**YOUR OBJECTIVE**
Check each line below for "document" and report how many have it, nothing else.

**DATASET ROWS**
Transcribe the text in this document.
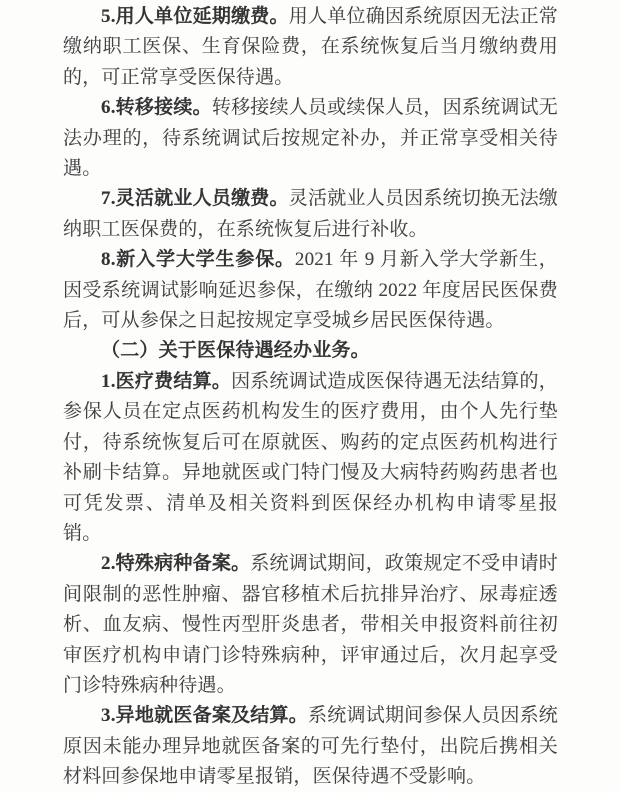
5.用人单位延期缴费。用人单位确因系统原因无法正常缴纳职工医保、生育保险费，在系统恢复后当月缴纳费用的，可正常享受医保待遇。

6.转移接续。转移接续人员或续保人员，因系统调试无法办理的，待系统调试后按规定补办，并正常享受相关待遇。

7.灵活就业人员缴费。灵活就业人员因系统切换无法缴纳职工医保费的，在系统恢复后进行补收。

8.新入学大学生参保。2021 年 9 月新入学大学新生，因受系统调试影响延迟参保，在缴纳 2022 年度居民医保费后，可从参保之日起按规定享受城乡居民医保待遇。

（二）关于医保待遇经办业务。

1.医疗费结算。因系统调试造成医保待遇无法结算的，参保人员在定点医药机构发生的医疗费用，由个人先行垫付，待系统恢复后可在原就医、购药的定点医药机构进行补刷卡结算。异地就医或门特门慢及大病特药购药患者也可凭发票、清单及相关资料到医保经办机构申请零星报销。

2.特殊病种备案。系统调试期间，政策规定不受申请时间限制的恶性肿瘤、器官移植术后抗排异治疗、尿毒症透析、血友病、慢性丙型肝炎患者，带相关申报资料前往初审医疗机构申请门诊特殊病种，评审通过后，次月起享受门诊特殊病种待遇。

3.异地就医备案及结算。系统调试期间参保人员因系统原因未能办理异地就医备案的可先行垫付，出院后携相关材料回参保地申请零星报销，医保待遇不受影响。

--

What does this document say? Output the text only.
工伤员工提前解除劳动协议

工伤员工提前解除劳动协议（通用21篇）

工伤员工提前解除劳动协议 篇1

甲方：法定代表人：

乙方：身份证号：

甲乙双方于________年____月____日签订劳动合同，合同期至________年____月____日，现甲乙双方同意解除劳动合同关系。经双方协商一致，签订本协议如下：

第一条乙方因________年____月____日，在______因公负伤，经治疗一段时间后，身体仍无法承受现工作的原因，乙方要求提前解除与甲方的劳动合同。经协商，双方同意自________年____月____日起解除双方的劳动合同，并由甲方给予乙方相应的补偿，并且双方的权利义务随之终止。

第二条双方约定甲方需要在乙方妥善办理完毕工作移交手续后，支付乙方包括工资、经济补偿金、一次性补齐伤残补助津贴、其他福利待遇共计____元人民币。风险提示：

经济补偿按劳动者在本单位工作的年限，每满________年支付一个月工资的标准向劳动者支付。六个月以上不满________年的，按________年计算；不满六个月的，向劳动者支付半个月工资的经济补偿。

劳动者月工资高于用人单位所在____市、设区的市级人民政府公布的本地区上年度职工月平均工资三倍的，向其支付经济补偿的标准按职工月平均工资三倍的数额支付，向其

**RESPONSE**
2